• _Aim_:
Write out every record in full, exactly as written, please.

(Collection entries)
▽
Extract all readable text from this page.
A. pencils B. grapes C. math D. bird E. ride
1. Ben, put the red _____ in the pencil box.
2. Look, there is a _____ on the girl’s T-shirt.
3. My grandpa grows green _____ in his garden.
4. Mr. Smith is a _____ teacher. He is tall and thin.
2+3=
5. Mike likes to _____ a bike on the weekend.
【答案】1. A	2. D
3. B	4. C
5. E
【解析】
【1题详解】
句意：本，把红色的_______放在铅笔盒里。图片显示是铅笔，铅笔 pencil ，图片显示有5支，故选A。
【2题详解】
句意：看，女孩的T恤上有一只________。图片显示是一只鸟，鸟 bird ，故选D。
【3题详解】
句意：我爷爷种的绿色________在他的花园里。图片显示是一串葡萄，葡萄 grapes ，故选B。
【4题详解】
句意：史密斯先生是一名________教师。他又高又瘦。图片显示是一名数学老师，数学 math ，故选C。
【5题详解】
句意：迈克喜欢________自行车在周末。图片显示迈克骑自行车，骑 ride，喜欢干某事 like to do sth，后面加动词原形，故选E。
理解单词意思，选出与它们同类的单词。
△
• _Solution to the exercise_:
Extract all readable text from this page.
A. pencils B. grapes C. math D. bird E. ride
1. Ben, put the red _____ in the pencil box.
2. Look, there is a _____ on the girl’s T-shirt.
3. My grandpa grows green _____ in his garden.
4. Mr. Smith is a _____ teacher. He is tall and thin.
2+3=
5. Mike likes to _____ a bike on the weekend.
【答案】1. A	2. D
3. B	4. C
5. E
【解析】
【1题详解】
句意：本，把红色的_______放在铅笔盒里。图片显示是铅笔，铅笔 pencil ，图片显示有5支，故选A。
【2题详解】
句意：看，女孩的T恤上有一只________。图片显示是一只鸟，鸟 bird ，故选D。
【3题详解】
句意：我爷爷种的绿色________在他的花园里。图片显示是一串葡萄，葡萄 grapes ，故选B。
【4题详解】
句意：史密斯先生是一名________教师。他又高又瘦。图片显示是一名数学老师，数学 math ，故选C。
【5题详解】
句意：迈克喜欢________自行车在周末。图片显示迈克骑自行车，骑 ride，喜欢干某事 like to do sth，后面加动词原形，故选E。
理解单词意思，选出与它们同类的单词。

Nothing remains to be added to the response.